● WHAT IS REQUIRED
If a line in the records contains the string "telegraphische", show that line.
○ ○ ○ ○ ○ ○ ○
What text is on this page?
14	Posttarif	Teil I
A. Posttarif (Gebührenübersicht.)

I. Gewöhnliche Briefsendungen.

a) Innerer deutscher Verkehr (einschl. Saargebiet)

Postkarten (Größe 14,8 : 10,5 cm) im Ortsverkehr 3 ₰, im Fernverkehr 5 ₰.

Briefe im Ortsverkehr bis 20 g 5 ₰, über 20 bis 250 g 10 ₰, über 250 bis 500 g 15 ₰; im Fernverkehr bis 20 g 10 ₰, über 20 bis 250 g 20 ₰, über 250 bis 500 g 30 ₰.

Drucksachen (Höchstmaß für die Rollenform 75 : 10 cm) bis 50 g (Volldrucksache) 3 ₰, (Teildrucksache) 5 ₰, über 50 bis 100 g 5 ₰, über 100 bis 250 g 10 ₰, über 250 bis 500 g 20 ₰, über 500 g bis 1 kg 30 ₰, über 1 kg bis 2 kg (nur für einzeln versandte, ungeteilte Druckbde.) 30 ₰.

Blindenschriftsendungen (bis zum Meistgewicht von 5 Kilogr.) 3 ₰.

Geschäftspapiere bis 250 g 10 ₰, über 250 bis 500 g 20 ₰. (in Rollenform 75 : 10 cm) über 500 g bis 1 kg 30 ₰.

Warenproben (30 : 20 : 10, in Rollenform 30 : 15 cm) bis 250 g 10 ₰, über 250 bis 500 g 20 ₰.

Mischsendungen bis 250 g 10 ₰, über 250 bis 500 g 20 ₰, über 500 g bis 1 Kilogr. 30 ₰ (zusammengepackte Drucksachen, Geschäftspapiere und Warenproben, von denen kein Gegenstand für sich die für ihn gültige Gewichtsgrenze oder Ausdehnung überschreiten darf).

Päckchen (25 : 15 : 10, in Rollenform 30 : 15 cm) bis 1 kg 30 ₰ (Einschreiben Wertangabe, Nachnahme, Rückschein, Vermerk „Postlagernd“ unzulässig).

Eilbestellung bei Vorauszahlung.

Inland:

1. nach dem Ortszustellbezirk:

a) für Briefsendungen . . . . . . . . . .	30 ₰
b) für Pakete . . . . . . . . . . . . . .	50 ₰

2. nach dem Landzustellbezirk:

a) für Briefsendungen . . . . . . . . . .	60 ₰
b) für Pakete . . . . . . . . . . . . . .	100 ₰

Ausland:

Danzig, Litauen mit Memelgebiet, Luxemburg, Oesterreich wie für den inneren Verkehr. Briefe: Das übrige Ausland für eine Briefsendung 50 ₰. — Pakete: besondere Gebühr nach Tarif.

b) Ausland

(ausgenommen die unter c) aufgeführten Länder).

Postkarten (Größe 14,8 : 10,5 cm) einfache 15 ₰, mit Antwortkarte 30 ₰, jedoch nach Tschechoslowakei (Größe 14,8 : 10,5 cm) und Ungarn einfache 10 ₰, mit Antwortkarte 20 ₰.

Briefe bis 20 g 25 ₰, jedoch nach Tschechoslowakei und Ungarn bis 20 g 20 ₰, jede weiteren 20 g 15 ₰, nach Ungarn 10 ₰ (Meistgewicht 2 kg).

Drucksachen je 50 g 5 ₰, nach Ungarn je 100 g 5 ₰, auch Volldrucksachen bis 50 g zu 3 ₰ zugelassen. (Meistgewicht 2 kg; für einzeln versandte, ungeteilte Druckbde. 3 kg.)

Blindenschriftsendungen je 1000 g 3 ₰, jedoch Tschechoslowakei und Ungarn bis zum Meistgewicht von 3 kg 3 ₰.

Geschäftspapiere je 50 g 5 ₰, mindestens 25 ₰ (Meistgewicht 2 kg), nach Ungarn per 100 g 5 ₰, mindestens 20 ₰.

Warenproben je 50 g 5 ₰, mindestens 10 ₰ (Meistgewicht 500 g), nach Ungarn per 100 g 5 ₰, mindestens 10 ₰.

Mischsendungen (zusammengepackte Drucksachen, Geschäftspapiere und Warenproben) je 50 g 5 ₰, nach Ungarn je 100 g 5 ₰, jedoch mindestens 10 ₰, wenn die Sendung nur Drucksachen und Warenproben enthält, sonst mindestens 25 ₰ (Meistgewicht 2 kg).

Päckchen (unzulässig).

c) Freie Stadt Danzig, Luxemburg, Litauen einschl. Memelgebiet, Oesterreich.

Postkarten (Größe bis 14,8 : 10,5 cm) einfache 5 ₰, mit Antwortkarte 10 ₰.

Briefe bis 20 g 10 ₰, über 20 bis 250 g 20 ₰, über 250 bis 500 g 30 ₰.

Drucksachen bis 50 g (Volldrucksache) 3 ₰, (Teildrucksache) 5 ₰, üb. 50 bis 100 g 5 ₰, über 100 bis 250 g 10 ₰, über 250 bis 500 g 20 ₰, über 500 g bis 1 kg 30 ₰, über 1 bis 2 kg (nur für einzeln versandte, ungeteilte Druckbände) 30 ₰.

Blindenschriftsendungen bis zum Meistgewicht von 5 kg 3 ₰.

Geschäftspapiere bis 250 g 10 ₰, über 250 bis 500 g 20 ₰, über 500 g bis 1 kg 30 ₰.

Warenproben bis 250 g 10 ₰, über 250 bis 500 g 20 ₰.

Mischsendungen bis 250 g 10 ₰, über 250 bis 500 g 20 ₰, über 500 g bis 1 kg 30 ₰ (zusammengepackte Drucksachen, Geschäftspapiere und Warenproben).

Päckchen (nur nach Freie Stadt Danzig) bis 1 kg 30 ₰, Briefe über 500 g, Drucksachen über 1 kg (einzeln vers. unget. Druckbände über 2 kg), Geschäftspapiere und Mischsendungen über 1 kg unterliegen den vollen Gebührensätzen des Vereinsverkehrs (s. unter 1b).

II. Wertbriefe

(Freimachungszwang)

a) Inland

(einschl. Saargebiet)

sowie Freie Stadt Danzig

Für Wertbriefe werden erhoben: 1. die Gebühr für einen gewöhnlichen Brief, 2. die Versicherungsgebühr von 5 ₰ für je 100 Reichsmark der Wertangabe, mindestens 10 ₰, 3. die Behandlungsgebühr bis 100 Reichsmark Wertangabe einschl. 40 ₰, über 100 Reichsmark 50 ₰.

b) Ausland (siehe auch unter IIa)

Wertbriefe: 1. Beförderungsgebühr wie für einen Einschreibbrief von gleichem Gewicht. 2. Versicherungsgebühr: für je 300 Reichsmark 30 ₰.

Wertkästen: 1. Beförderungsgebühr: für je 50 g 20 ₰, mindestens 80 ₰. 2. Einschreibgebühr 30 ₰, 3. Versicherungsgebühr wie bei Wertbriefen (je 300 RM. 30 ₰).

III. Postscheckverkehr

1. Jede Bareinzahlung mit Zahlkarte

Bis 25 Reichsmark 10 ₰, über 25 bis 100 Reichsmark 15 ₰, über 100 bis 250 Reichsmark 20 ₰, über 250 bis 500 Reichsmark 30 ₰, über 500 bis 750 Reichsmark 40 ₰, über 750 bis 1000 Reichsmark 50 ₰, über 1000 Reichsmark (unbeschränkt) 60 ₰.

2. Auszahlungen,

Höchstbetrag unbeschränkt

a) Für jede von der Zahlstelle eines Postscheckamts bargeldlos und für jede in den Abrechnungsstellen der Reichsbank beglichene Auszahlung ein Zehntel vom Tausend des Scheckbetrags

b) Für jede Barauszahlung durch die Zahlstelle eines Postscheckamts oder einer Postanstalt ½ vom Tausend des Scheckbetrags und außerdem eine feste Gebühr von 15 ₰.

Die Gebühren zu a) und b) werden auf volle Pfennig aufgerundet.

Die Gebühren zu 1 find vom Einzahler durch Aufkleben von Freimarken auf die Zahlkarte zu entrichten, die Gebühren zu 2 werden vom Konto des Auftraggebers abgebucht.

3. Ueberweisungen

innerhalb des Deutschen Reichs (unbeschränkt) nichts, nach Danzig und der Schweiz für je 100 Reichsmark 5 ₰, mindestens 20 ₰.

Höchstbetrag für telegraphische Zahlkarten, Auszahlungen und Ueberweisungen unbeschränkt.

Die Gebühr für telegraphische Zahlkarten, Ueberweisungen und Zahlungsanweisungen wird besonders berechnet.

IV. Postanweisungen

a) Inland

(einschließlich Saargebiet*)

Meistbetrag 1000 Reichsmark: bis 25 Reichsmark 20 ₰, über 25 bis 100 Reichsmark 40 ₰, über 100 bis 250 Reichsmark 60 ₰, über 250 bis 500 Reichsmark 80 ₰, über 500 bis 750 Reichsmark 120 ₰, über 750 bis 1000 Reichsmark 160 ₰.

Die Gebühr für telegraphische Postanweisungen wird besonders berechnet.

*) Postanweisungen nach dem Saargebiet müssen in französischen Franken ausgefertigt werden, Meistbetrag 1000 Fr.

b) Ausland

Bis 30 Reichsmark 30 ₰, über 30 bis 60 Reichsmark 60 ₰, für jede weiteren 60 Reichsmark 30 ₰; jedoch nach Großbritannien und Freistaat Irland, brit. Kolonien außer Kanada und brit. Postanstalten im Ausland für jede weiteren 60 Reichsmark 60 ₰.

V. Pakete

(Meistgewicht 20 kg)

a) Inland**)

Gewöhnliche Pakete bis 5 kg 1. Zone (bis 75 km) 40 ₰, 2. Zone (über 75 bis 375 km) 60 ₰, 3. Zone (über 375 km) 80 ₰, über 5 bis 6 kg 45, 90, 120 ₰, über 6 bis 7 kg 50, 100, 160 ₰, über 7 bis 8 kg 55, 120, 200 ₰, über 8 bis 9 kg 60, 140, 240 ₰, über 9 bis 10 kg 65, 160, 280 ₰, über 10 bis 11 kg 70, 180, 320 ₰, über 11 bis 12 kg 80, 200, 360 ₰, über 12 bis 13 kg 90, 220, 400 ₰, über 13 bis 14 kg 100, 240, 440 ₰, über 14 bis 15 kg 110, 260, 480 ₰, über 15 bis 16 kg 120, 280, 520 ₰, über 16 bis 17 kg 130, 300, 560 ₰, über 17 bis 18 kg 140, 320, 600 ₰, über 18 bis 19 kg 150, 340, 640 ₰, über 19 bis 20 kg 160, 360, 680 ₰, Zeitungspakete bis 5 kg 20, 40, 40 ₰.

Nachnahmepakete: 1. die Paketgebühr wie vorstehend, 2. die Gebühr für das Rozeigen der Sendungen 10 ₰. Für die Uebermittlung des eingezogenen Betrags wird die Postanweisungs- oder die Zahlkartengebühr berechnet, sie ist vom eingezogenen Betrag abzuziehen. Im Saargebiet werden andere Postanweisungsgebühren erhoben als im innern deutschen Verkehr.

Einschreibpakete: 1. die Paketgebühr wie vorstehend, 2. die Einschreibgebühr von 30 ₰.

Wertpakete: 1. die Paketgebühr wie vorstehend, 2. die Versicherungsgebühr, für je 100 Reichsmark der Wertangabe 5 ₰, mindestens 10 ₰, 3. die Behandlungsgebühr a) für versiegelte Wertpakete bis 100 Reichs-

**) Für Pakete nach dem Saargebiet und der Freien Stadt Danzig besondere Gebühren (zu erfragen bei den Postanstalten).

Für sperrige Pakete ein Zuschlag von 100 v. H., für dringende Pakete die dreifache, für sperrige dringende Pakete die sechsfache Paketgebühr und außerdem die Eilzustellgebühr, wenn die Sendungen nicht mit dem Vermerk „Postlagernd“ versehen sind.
○ ○ ○ ○ ○ ○ ○
● OUTPUT OF THE EXERCISE
Höchstbetrag für telegraphische Zahlkarten, Auszahlungen und Ueberweisungen unbeschränkt.
Die Gebühr für telegraphische Zahlkarten, Ueberweisungen und Zahlungsanweisungen wird besonders berechnet.
Die Gebühr für telegraphische Postanweisungen wird besonders berechnet.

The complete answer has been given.